-- start of Material to process --

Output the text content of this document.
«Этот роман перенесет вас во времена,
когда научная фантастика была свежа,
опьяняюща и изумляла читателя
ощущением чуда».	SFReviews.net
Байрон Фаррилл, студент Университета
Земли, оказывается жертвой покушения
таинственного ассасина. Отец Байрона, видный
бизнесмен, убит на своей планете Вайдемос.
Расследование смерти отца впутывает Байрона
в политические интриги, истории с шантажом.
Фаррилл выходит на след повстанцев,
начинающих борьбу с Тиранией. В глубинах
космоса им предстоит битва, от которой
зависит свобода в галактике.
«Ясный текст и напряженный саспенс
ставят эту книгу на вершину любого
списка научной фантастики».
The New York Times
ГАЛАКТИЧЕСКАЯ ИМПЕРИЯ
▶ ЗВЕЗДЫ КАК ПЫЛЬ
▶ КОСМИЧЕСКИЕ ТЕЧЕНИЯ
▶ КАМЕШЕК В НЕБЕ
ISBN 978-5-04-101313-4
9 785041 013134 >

-- end of Material to process --

* **Objective**
Can you restate every record above word for word?

* **Exercise answer**
Output the text content of this document.
«Этот роман перенесет вас во времена,
когда научная фантастика была свежа,
опьяняюща и изумляла читателя
ощущением чуда».	SFReviews.net
Байрон Фаррилл, студент Университета
Земли, оказывается жертвой покушения
таинственного ассасина. Отец Байрона, видный
бизнесмен, убит на своей планете Вайдемос.
Расследование смерти отца впутывает Байрона
в политические интриги, истории с шантажом.
Фаррилл выходит на след повстанцев,
начинающих борьбу с Тиранией. В глубинах
космоса им предстоит битва, от которой
зависит свобода в галактике.
«Ясный текст и напряженный саспенс
ставят эту книгу на вершину любого
списка научной фантастики».
The New York Times
ГАЛАКТИЧЕСКАЯ ИМПЕРИЯ
▶ ЗВЕЗДЫ КАК ПЫЛЬ
▶ КОСМИЧЕСКИЕ ТЕЧЕНИЯ
▶ КАМЕШЕК В НЕБЕ
ISBN 978-5-04-101313-4
9 785041 013134 >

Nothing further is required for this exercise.